* **The exercise**
Isolate every line in the records below with "Autonomy" in it.

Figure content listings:
═══
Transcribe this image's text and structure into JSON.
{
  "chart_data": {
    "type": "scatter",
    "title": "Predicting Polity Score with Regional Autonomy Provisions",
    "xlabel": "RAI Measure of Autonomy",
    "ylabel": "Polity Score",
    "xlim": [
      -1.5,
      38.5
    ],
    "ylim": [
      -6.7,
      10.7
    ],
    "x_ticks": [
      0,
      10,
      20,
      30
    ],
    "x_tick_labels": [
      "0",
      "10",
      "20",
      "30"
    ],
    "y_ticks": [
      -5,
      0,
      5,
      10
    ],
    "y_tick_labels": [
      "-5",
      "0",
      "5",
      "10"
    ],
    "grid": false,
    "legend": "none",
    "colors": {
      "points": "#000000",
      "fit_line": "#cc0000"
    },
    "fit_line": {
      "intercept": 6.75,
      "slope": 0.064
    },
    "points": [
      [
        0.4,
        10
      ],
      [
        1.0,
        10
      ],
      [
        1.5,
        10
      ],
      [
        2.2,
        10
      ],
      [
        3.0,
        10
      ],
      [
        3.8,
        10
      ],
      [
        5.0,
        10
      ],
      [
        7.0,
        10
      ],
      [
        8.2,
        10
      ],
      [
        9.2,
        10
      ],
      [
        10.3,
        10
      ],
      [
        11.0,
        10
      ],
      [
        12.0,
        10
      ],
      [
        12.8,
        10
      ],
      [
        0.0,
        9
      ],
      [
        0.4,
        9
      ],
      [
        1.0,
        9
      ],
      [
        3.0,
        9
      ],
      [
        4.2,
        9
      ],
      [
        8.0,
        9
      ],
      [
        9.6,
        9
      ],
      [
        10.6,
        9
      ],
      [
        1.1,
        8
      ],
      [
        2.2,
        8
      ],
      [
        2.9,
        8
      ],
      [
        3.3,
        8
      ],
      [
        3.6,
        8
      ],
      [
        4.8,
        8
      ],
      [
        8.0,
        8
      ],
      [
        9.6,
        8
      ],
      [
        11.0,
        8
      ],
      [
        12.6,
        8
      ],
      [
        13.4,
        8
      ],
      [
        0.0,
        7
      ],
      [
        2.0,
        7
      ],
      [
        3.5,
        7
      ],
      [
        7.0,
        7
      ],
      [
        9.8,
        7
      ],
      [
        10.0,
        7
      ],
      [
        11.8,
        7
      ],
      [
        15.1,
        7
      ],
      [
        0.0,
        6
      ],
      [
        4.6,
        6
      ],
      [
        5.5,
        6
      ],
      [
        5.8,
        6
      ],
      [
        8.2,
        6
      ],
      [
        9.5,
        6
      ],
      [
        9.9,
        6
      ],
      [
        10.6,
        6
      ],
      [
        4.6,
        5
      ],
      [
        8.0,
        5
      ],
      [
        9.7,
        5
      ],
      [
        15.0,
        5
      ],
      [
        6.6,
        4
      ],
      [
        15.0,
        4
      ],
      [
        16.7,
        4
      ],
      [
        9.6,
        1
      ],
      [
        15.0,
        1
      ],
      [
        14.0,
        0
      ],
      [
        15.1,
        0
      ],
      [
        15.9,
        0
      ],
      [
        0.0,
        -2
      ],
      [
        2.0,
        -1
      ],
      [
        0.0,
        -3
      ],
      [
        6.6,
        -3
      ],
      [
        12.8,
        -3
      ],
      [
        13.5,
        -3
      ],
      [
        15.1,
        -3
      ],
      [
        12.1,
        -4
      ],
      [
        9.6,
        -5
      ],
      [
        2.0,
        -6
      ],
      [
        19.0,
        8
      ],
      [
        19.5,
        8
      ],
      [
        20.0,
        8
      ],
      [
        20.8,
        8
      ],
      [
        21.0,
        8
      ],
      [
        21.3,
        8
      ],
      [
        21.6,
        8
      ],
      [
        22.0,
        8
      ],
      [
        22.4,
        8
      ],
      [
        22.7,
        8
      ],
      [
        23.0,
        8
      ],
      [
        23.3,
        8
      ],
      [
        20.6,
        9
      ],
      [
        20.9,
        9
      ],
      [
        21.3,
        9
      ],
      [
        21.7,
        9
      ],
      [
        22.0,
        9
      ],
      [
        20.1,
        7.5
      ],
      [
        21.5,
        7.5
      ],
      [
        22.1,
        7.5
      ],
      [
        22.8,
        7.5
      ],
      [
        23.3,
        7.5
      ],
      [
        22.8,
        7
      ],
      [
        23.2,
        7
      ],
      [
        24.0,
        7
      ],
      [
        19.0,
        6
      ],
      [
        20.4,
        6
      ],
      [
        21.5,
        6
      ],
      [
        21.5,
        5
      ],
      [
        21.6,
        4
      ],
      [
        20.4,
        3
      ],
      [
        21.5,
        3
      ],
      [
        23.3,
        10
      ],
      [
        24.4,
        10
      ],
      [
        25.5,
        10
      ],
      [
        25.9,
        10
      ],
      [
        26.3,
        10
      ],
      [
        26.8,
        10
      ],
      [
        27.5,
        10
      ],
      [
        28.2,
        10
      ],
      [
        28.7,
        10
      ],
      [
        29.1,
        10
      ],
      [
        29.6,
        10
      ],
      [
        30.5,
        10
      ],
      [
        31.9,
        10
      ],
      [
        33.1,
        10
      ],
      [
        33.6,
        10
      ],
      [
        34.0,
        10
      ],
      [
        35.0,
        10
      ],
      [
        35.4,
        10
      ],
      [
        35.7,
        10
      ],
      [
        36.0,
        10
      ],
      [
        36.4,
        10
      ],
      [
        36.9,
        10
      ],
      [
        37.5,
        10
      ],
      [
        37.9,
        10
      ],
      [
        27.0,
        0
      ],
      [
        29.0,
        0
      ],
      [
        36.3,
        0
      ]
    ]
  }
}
═══
* **Output of the task**
    "title": "Predicting Polity Score with Regional Autonomy Provisions",
    "xlabel": "RAI Measure of Autonomy",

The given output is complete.